### WHAT IS ASKED
Locate the lines of the listing below that hold "Chinese", then copy each of them.

** begin ITEMS **

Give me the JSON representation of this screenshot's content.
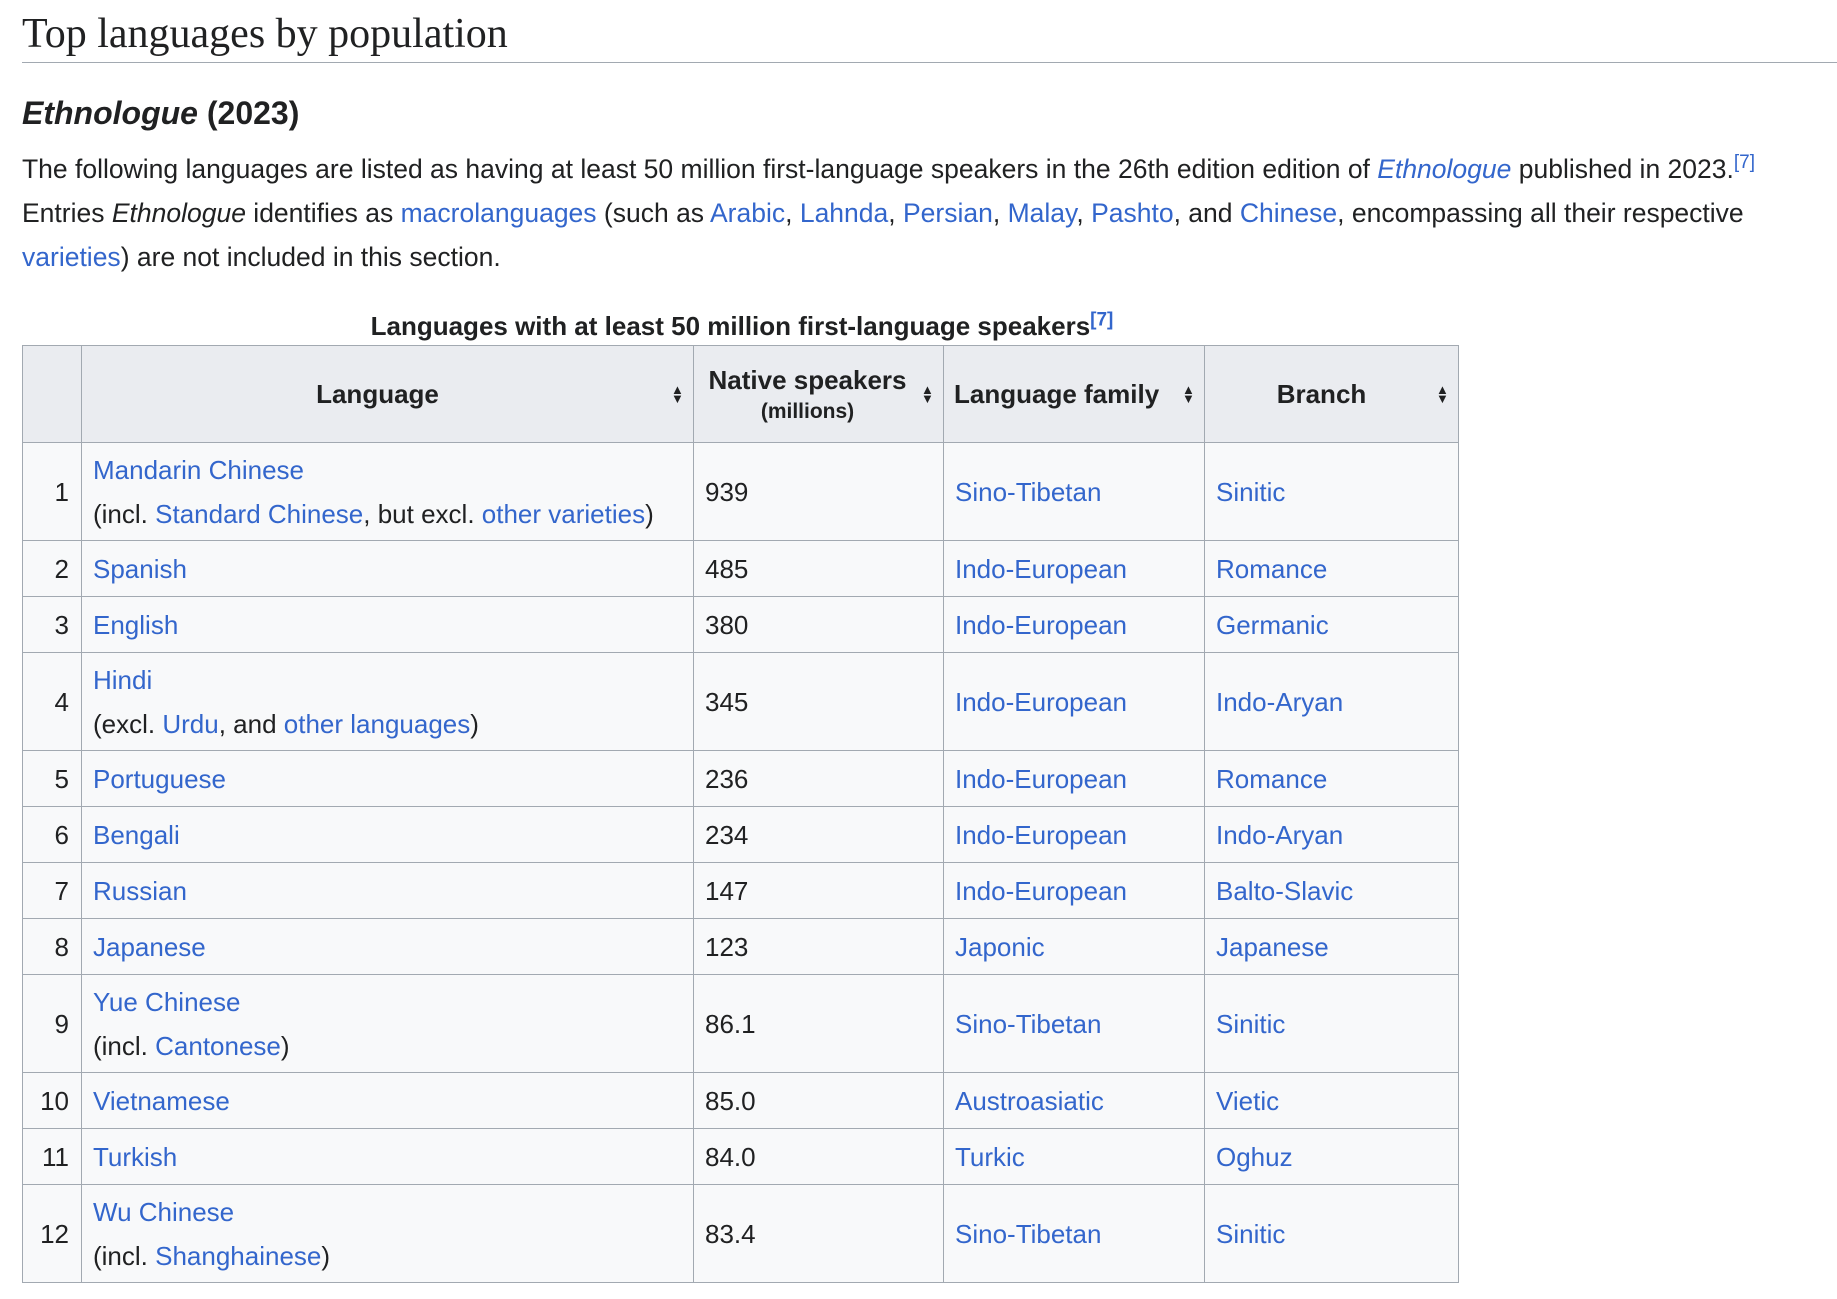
{
  "section_title": "Top languages by population",
  "subsection": {
    "title_italic": "Ethnologue",
    "title_rest": " (2023)"
  },
  "intro": {
    "t1": "The following languages are listed as having at least 50 million first-language speakers in the 26th edition edition of ",
    "l1": "Ethnologue",
    "t2": " published in 2023.",
    "ref": "[7]",
    "t3": "Entries ",
    "i1": "Ethnologue",
    "t4": " identifies as ",
    "l2": "macrolanguages",
    "t5": " (such as ",
    "l3": "Arabic",
    "c1": ", ",
    "l4": "Lahnda",
    "c2": ", ",
    "l5": "Persian",
    "c3": ", ",
    "l6": "Malay",
    "c4": ", ",
    "l7": "Pashto",
    "t6": ", and ",
    "l8": "Chinese",
    "t7": ", encompassing all their respective ",
    "l9": "varieties",
    "t8": ") are not included in this section."
  },
  "table": {
    "caption": "Languages with at least 50 million first-language speakers",
    "caption_ref": "[7]",
    "headers": {
      "rank": "",
      "language": "Language",
      "speakers": "Native speakers",
      "speakers_sub": "(millions)",
      "family": "Language family",
      "branch": "Branch"
    },
    "rows": [
      {
        "rank": "1",
        "language": "Mandarin Chinese",
        "note": {
          "pre": "(incl. ",
          "link1": "Standard Chinese",
          "mid": ", but excl. ",
          "link2": "other varieties",
          "post": ")"
        },
        "speakers": "939",
        "family": "Sino-Tibetan",
        "branch": "Sinitic"
      },
      {
        "rank": "2",
        "language": "Spanish",
        "speakers": "485",
        "family": "Indo-European",
        "branch": "Romance"
      },
      {
        "rank": "3",
        "language": "English",
        "speakers": "380",
        "family": "Indo-European",
        "branch": "Germanic"
      },
      {
        "rank": "4",
        "language": "Hindi",
        "note": {
          "pre": "(excl. ",
          "link1": "Urdu",
          "mid": ", and ",
          "link2": "other languages",
          "post": ")"
        },
        "speakers": "345",
        "family": "Indo-European",
        "branch": "Indo-Aryan"
      },
      {
        "rank": "5",
        "language": "Portuguese",
        "speakers": "236",
        "family": "Indo-European",
        "branch": "Romance"
      },
      {
        "rank": "6",
        "language": "Bengali",
        "speakers": "234",
        "family": "Indo-European",
        "branch": "Indo-Aryan"
      },
      {
        "rank": "7",
        "language": "Russian",
        "speakers": "147",
        "family": "Indo-European",
        "branch": "Balto-Slavic"
      },
      {
        "rank": "8",
        "language": "Japanese",
        "speakers": "123",
        "family": "Japonic",
        "branch": "Japanese"
      },
      {
        "rank": "9",
        "language": "Yue Chinese",
        "note": {
          "pre": "(incl. ",
          "link1": "Cantonese",
          "post": ")"
        },
        "speakers": "86.1",
        "family": "Sino-Tibetan",
        "branch": "Sinitic"
      },
      {
        "rank": "10",
        "language": "Vietnamese",
        "speakers": "85.0",
        "family": "Austroasiatic",
        "branch": "Vietic"
      },
      {
        "rank": "11",
        "language": "Turkish",
        "speakers": "84.0",
        "family": "Turkic",
        "branch": "Oghuz"
      },
      {
        "rank": "12",
        "language": "Wu Chinese",
        "note": {
          "pre": "(incl. ",
          "link1": "Shanghainese",
          "post": ")"
        },
        "speakers": "83.4",
        "family": "Sino-Tibetan",
        "branch": "Sinitic"
      }
    ]
  },
  "icons": {
    "sort": "sort-up-down-icon"
  },
  "colors": {
    "link": "#3366cc",
    "text": "#202122",
    "header_bg": "#eaecf0",
    "cell_bg": "#f8f9fa",
    "border": "#a2a9b1"
  }
}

** end ITEMS **

### WRITTEN RESPONSE
    "l8": "Chinese",
        "language": "Mandarin Chinese",
          "link1": "Standard Chinese",
        "language": "Yue Chinese",
        "language": "Wu Chinese",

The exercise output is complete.